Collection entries
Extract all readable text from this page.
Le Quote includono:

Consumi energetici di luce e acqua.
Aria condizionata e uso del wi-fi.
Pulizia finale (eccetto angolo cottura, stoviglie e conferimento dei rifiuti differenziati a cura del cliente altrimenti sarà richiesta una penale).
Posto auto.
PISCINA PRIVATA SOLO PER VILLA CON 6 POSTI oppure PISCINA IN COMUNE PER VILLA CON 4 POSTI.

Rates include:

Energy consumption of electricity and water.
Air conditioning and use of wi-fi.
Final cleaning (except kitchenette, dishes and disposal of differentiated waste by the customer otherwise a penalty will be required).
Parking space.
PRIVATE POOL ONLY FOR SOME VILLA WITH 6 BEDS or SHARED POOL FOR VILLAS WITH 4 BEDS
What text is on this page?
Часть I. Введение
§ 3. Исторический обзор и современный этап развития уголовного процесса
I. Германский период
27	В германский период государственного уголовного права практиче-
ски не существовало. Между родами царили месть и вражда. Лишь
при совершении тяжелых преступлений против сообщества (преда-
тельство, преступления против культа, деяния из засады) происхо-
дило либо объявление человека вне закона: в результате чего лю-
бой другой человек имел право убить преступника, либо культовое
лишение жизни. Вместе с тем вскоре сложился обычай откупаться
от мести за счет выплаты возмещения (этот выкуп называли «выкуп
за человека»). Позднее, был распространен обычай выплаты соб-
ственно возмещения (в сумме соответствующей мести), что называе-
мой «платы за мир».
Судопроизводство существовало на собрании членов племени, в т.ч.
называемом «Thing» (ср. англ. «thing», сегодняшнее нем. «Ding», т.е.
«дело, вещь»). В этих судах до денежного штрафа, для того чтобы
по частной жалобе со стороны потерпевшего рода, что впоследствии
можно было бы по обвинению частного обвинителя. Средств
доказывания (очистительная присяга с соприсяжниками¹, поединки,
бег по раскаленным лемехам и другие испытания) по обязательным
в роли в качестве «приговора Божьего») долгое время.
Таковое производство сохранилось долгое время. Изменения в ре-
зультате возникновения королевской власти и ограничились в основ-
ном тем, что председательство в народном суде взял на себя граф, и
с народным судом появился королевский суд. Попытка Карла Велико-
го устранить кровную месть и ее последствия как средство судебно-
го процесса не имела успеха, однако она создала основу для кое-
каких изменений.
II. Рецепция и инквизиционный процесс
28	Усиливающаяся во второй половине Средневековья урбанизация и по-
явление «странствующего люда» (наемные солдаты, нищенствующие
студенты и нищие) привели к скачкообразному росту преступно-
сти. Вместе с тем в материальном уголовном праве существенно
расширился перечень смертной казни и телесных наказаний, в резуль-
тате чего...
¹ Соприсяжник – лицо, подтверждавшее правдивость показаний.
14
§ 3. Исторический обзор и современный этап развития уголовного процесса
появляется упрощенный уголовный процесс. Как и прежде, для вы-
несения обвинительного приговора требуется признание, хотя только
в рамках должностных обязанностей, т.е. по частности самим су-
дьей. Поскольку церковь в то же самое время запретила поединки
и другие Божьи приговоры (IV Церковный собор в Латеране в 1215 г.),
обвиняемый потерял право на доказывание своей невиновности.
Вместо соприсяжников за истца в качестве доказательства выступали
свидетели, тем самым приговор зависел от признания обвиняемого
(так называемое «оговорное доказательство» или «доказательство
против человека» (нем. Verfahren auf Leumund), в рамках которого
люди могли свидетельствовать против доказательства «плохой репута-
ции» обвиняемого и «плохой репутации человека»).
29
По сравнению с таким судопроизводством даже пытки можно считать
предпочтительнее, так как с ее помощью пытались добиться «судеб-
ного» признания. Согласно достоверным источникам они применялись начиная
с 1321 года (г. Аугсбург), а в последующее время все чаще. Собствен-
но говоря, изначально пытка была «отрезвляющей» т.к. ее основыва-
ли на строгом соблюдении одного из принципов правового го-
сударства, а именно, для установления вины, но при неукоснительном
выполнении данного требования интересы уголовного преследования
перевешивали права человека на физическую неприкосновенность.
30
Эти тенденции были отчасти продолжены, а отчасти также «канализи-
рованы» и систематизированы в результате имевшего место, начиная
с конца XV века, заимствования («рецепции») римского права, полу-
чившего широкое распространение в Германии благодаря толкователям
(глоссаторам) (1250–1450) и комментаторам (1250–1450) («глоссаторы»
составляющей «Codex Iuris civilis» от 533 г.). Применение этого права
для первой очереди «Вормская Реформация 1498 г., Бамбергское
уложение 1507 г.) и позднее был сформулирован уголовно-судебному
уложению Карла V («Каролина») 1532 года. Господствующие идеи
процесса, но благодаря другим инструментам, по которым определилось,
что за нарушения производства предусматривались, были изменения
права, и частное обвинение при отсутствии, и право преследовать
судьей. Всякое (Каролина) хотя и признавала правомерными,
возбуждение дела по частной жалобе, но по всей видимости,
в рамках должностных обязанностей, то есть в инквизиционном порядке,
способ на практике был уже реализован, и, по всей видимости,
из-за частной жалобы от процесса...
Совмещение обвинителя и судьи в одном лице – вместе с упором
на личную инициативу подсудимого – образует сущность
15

» **SET TASK**
Report all lines of the data that include the word "возмещения".

» **IN RESPONSE**
от мести за счет выплаты возмещения (этот выкуп называли «выкуп
ственно возмещения (в сумме соответствующей мести), что называе-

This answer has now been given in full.